Figure dataset records
◇ ◇ ◇
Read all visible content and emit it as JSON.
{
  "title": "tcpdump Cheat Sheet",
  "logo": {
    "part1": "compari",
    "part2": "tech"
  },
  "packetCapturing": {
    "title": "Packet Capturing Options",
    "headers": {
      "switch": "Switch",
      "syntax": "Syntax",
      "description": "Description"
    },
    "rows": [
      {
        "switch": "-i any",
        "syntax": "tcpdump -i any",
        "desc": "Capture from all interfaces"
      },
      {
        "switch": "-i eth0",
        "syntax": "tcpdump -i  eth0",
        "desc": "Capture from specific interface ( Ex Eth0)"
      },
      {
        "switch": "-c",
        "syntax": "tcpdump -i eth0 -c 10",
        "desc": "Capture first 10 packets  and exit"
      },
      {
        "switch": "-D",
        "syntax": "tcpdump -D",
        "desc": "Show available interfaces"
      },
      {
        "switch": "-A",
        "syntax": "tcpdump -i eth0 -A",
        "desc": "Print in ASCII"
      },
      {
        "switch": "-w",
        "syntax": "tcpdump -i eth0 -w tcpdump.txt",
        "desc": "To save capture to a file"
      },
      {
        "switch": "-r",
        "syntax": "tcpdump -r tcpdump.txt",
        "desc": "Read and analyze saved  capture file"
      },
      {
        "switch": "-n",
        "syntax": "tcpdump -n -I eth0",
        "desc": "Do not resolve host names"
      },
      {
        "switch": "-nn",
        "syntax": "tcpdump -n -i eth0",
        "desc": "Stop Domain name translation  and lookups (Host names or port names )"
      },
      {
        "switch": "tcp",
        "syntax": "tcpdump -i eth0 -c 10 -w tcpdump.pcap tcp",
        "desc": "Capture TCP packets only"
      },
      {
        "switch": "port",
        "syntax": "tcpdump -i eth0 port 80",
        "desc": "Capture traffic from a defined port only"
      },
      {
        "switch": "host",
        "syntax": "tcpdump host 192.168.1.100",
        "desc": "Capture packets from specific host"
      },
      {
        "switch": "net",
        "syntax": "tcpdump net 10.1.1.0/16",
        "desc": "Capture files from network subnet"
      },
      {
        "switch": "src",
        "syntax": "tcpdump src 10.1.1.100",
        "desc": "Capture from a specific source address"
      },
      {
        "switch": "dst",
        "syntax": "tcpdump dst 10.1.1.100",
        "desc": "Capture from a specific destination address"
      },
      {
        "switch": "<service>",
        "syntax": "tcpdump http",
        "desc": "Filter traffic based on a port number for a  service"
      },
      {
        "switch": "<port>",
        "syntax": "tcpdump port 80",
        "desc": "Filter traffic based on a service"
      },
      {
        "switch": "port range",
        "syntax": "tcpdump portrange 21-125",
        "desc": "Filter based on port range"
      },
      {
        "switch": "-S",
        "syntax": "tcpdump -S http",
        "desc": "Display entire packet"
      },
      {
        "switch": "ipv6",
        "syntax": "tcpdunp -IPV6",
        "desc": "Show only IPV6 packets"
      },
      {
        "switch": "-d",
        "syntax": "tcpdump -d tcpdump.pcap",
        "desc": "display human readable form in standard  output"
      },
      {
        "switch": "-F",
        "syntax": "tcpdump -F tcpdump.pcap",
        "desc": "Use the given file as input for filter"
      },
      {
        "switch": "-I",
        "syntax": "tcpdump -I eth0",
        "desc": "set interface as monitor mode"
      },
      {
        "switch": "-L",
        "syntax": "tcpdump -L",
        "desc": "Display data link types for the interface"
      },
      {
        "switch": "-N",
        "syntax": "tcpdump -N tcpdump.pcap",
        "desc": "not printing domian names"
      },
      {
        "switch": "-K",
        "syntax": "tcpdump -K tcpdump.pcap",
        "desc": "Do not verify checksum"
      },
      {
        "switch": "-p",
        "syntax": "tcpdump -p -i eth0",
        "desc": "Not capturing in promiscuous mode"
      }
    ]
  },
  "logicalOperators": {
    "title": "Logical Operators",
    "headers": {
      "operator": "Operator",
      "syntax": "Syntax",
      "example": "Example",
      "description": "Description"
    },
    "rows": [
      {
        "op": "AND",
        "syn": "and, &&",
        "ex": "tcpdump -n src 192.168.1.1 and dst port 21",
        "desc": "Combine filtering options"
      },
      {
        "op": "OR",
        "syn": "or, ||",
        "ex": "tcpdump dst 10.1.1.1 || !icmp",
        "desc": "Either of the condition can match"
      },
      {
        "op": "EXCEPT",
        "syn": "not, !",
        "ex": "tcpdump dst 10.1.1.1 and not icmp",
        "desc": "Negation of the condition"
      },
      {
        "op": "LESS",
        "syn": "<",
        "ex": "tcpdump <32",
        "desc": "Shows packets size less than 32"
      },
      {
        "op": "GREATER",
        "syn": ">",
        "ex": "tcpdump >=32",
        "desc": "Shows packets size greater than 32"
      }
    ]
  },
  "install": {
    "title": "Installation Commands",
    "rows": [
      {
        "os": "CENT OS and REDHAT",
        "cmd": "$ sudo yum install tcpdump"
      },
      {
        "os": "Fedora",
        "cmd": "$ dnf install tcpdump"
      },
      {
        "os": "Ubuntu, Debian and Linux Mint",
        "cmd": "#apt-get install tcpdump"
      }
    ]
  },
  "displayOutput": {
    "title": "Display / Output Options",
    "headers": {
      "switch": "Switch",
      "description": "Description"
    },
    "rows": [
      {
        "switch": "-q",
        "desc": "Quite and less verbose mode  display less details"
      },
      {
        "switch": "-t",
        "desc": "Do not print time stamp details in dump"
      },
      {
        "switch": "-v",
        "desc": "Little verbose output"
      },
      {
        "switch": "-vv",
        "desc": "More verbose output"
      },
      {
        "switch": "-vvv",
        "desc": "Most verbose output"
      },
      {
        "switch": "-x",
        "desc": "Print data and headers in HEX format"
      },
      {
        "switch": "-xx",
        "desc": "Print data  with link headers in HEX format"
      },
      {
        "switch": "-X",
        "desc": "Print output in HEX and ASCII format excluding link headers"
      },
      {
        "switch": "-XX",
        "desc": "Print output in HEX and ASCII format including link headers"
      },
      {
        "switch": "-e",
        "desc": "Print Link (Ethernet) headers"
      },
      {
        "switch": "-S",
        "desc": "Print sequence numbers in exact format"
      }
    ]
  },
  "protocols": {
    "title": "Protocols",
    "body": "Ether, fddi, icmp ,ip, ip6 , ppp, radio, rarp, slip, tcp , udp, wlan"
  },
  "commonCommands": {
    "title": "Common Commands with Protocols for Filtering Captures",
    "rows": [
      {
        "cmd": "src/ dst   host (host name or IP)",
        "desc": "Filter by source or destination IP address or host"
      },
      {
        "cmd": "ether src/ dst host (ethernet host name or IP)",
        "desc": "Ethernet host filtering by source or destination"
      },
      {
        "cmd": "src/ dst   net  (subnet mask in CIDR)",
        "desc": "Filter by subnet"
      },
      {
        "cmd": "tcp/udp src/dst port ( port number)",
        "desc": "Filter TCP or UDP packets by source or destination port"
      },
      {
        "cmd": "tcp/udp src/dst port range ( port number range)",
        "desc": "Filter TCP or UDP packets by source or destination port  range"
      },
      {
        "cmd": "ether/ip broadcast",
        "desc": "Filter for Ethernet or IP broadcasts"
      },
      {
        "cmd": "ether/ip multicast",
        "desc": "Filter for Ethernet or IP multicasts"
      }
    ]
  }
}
◇ ◇ ◇
# CHALLENGE:
Could you transcribe the records in full, exactly?

# OUTPUT OF THE EXERCISE:
Read all visible content and emit it as JSON.
{
  "title": "tcpdump Cheat Sheet",
  "logo": {
    "part1": "compari",
    "part2": "tech"
  },
  "packetCapturing": {
    "title": "Packet Capturing Options",
    "headers": {
      "switch": "Switch",
      "syntax": "Syntax",
      "description": "Description"
    },
    "rows": [
      {
        "switch": "-i any",
        "syntax": "tcpdump -i any",
        "desc": "Capture from all interfaces"
      },
      {
        "switch": "-i eth0",
        "syntax": "tcpdump -i  eth0",
        "desc": "Capture from specific interface ( Ex Eth0)"
      },
      {
        "switch": "-c",
        "syntax": "tcpdump -i eth0 -c 10",
        "desc": "Capture first 10 packets  and exit"
      },
      {
        "switch": "-D",
        "syntax": "tcpdump -D",
        "desc": "Show available interfaces"
      },
      {
        "switch": "-A",
        "syntax": "tcpdump -i eth0 -A",
        "desc": "Print in ASCII"
      },
      {
        "switch": "-w",
        "syntax": "tcpdump -i eth0 -w tcpdump.txt",
        "desc": "To save capture to a file"
      },
      {
        "switch": "-r",
        "syntax": "tcpdump -r tcpdump.txt",
        "desc": "Read and analyze saved  capture file"
      },
      {
        "switch": "-n",
        "syntax": "tcpdump -n -I eth0",
        "desc": "Do not resolve host names"
      },
      {
        "switch": "-nn",
        "syntax": "tcpdump -n -i eth0",
        "desc": "Stop Domain name translation  and lookups (Host names or port names )"
      },
      {
        "switch": "tcp",
        "syntax": "tcpdump -i eth0 -c 10 -w tcpdump.pcap tcp",
        "desc": "Capture TCP packets only"
      },
      {
        "switch": "port",
        "syntax": "tcpdump -i eth0 port 80",
        "desc": "Capture traffic from a defined port only"
      },
      {
        "switch": "host",
        "syntax": "tcpdump host 192.168.1.100",
        "desc": "Capture packets from specific host"
      },
      {
        "switch": "net",
        "syntax": "tcpdump net 10.1.1.0/16",
        "desc": "Capture files from network subnet"
      },
      {
        "switch": "src",
        "syntax": "tcpdump src 10.1.1.100",
        "desc": "Capture from a specific source address"
      },
      {
        "switch": "dst",
        "syntax": "tcpdump dst 10.1.1.100",
        "desc": "Capture from a specific destination address"
      },
      {
        "switch": "<service>",
        "syntax": "tcpdump http",
        "desc": "Filter traffic based on a port number for a  service"
      },
      {
        "switch": "<port>",
        "syntax": "tcpdump port 80",
        "desc": "Filter traffic based on a service"
      },
      {
        "switch": "port range",
        "syntax": "tcpdump portrange 21-125",
        "desc": "Filter based on port range"
      },
      {
        "switch": "-S",
        "syntax": "tcpdump -S http",
        "desc": "Display entire packet"
      },
      {
        "switch": "ipv6",
        "syntax": "tcpdunp -IPV6",
        "desc": "Show only IPV6 packets"
      },
      {
        "switch": "-d",
        "syntax": "tcpdump -d tcpdump.pcap",
        "desc": "display human readable form in standard  output"
      },
      {
        "switch": "-F",
        "syntax": "tcpdump -F tcpdump.pcap",
        "desc": "Use the given file as input for filter"
      },
      {
        "switch": "-I",
        "syntax": "tcpdump -I eth0",
        "desc": "set interface as monitor mode"
      },
      {
        "switch": "-L",
        "syntax": "tcpdump -L",
        "desc": "Display data link types for the interface"
      },
      {
        "switch": "-N",
        "syntax": "tcpdump -N tcpdump.pcap",
        "desc": "not printing domian names"
      },
      {
        "switch": "-K",
        "syntax": "tcpdump -K tcpdump.pcap",
        "desc": "Do not verify checksum"
      },
      {
        "switch": "-p",
        "syntax": "tcpdump -p -i eth0",
        "desc": "Not capturing in promiscuous mode"
      }
    ]
  },
  "logicalOperators": {
    "title": "Logical Operators",
    "headers": {
      "operator": "Operator",
      "syntax": "Syntax",
      "example": "Example",
      "description": "Description"
    },
    "rows": [
      {
        "op": "AND",
        "syn": "and, &&",
        "ex": "tcpdump -n src 192.168.1.1 and dst port 21",
        "desc": "Combine filtering options"
      },
      {
        "op": "OR",
        "syn": "or, ||",
        "ex": "tcpdump dst 10.1.1.1 || !icmp",
        "desc": "Either of the condition can match"
      },
      {
        "op": "EXCEPT",
        "syn": "not, !",
        "ex": "tcpdump dst 10.1.1.1 and not icmp",
        "desc": "Negation of the condition"
      },
      {
        "op": "LESS",
        "syn": "<",
        "ex": "tcpdump <32",
        "desc": "Shows packets size less than 32"
      },
      {
        "op": "GREATER",
        "syn": ">",
        "ex": "tcpdump >=32",
        "desc": "Shows packets size greater than 32"
      }
    ]
  },
  "install": {
    "title": "Installation Commands",
    "rows": [
      {
        "os": "CENT OS and REDHAT",
        "cmd": "$ sudo yum install tcpdump"
      },
      {
        "os": "Fedora",
        "cmd": "$ dnf install tcpdump"
      },
      {
        "os": "Ubuntu, Debian and Linux Mint",
        "cmd": "#apt-get install tcpdump"
      }
    ]
  },
  "displayOutput": {
    "title": "Display / Output Options",
    "headers": {
      "switch": "Switch",
      "description": "Description"
    },
    "rows": [
      {
        "switch": "-q",
        "desc": "Quite and less verbose mode  display less details"
      },
      {
        "switch": "-t",
        "desc": "Do not print time stamp details in dump"
      },
      {
        "switch": "-v",
        "desc": "Little verbose output"
      },
      {
        "switch": "-vv",
        "desc": "More verbose output"
      },
      {
        "switch": "-vvv",
        "desc": "Most verbose output"
      },
      {
        "switch": "-x",
        "desc": "Print data and headers in HEX format"
      },
      {
        "switch": "-xx",
        "desc": "Print data  with link headers in HEX format"
      },
      {
        "switch": "-X",
        "desc": "Print output in HEX and ASCII format excluding link headers"
      },
      {
        "switch": "-XX",
        "desc": "Print output in HEX and ASCII format including link headers"
      },
      {
        "switch": "-e",
        "desc": "Print Link (Ethernet) headers"
      },
      {
        "switch": "-S",
        "desc": "Print sequence numbers in exact format"
      }
    ]
  },
  "protocols": {
    "title": "Protocols",
    "body": "Ether, fddi, icmp ,ip, ip6 , ppp, radio, rarp, slip, tcp , udp, wlan"
  },
  "commonCommands": {
    "title": "Common Commands with Protocols for Filtering Captures",
    "rows": [
      {
        "cmd": "src/ dst   host (host name or IP)",
        "desc": "Filter by source or destination IP address or host"
      },
      {
        "cmd": "ether src/ dst host (ethernet host name or IP)",
        "desc": "Ethernet host filtering by source or destination"
      },
      {
        "cmd": "src/ dst   net  (subnet mask in CIDR)",
        "desc": "Filter by subnet"
      },
      {
        "cmd": "tcp/udp src/dst port ( port number)",
        "desc": "Filter TCP or UDP packets by source or destination port"
      },
      {
        "cmd": "tcp/udp src/dst port range ( port number range)",
        "desc": "Filter TCP or UDP packets by source or destination port  range"
      },
      {
        "cmd": "ether/ip broadcast",
        "desc": "Filter for Ethernet or IP broadcasts"
      },
      {
        "cmd": "ether/ip multicast",
        "desc": "Filter for Ethernet or IP multicasts"
      }
    ]
  }
}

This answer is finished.